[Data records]
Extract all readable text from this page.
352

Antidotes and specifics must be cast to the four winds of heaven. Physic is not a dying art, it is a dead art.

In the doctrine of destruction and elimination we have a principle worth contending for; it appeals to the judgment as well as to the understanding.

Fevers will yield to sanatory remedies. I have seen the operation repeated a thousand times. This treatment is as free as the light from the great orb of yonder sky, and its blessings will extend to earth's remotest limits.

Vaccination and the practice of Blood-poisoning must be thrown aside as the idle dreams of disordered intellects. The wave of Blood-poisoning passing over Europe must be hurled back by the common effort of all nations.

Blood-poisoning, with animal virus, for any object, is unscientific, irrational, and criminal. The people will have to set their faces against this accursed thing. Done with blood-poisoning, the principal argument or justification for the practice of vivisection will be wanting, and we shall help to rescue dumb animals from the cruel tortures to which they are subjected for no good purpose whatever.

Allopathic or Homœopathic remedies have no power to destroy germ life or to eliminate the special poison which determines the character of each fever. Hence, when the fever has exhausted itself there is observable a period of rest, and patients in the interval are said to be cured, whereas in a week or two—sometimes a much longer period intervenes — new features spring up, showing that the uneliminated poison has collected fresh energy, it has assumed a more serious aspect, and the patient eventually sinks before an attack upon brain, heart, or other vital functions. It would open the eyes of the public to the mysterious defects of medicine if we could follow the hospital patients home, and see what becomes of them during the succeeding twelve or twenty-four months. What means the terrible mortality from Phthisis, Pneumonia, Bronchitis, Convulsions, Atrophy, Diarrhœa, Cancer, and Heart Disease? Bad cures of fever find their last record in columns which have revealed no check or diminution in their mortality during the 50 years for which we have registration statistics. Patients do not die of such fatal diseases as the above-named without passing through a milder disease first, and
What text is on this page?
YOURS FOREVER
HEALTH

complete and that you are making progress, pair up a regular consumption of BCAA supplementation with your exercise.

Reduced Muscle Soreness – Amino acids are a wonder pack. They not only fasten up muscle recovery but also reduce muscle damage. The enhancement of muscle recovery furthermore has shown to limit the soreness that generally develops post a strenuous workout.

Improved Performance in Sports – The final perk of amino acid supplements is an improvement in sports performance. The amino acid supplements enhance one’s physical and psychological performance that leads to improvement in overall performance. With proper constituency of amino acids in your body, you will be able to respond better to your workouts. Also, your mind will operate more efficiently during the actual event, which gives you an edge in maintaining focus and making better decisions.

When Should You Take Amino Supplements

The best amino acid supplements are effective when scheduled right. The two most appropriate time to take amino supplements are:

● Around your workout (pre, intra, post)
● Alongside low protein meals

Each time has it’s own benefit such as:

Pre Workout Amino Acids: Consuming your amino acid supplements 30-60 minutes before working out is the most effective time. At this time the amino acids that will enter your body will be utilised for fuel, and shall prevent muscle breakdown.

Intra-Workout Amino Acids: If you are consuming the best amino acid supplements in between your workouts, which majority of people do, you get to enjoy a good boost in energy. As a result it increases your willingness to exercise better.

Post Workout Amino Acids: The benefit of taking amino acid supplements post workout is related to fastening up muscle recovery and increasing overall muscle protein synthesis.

- _TRY IT_
Copy the records word for word.

- _TASK RESPONSE_
Extract all readable text from this page.
352

Antidotes and specifics must be cast to the four winds of heaven. Physic is not a dying art, it is a dead art.

In the doctrine of destruction and elimination we have a principle worth contending for; it appeals to the judgment as well as to the understanding.

Fevers will yield to sanatory remedies. I have seen the operation repeated a thousand times. This treatment is as free as the light from the great orb of yonder sky, and its blessings will extend to earth's remotest limits.

Vaccination and the practice of Blood-poisoning must be thrown aside as the idle dreams of disordered intellects. The wave of Blood-poisoning passing over Europe must be hurled back by the common effort of all nations.

Blood-poisoning, with animal virus, for any object, is unscientific, irrational, and criminal. The people will have to set their faces against this accursed thing. Done with blood-poisoning, the principal argument or justification for the practice of vivisection will be wanting, and we shall help to rescue dumb animals from the cruel tortures to which they are subjected for no good purpose whatever.

Allopathic or Homœopathic remedies have no power to destroy germ life or to eliminate the special poison which determines the character of each fever. Hence, when the fever has exhausted itself there is observable a period of rest, and patients in the interval are said to be cured, whereas in a week or two—sometimes a much longer period intervenes — new features spring up, showing that the uneliminated poison has collected fresh energy, it has assumed a more serious aspect, and the patient eventually sinks before an attack upon brain, heart, or other vital functions. It would open the eyes of the public to the mysterious defects of medicine if we could follow the hospital patients home, and see what becomes of them during the succeeding twelve or twenty-four months. What means the terrible mortality from Phthisis, Pneumonia, Bronchitis, Convulsions, Atrophy, Diarrhœa, Cancer, and Heart Disease? Bad cures of fever find their last record in columns which have revealed no check or diminution in their mortality during the 50 years for which we have registration statistics. Patients do not die of such fatal diseases as the above-named without passing through a milder disease first, and
What text is on this page?
YOURS FOREVER
HEALTH

complete and that you are making progress, pair up a regular consumption of BCAA supplementation with your exercise.

Reduced Muscle Soreness – Amino acids are a wonder pack. They not only fasten up muscle recovery but also reduce muscle damage. The enhancement of muscle recovery furthermore has shown to limit the soreness that generally develops post a strenuous workout.

Improved Performance in Sports – The final perk of amino acid supplements is an improvement in sports performance. The amino acid supplements enhance one’s physical and psychological performance that leads to improvement in overall performance. With proper constituency of amino acids in your body, you will be able to respond better to your workouts. Also, your mind will operate more efficiently during the actual event, which gives you an edge in maintaining focus and making better decisions.

When Should You Take Amino Supplements

The best amino acid supplements are effective when scheduled right. The two most appropriate time to take amino supplements are:

● Around your workout (pre, intra, post)
● Alongside low protein meals

Each time has it’s own benefit such as:

Pre Workout Amino Acids: Consuming your amino acid supplements 30-60 minutes before working out is the most effective time. At this time the amino acids that will enter your body will be utilised for fuel, and shall prevent muscle breakdown.

Intra-Workout Amino Acids: If you are consuming the best amino acid supplements in between your workouts, which majority of people do, you get to enjoy a good boost in energy. As a result it increases your willingness to exercise better.

Post Workout Amino Acids: The benefit of taking amino acid supplements post workout is related to fastening up muscle recovery and increasing overall muscle protein synthesis.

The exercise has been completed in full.